*WHAT YOU WILL DO:* Restate the entries below word for word, omitting nothing.

*DATA SUPPLIED:*

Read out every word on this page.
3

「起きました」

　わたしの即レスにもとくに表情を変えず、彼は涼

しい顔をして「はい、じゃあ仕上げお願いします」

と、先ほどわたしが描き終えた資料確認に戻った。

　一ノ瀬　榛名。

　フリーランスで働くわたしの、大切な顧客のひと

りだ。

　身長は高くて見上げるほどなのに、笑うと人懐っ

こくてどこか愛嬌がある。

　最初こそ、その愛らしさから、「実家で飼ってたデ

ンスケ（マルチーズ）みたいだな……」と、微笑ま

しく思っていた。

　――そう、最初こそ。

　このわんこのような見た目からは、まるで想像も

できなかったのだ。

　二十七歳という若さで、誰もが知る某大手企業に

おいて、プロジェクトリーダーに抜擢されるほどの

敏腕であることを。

*REPLY TO THE EXERCISE:*
Read out every word on this page.
3

「起きました」

　わたしの即レスにもとくに表情を変えず、彼は涼

しい顔をして「はい、じゃあ仕上げお願いします」

と、先ほどわたしが描き終えた資料確認に戻った。

　一ノ瀬　榛名。

　フリーランスで働くわたしの、大切な顧客のひと

りだ。

　身長は高くて見上げるほどなのに、笑うと人懐っ

こくてどこか愛嬌がある。

　最初こそ、その愛らしさから、「実家で飼ってたデ

ンスケ（マルチーズ）みたいだな……」と、微笑ま

しく思っていた。

　――そう、最初こそ。

　このわんこのような見た目からは、まるで想像も

できなかったのだ。

　二十七歳という若さで、誰もが知る某大手企業に

おいて、プロジェクトリーダーに抜擢されるほどの

敏腕であることを。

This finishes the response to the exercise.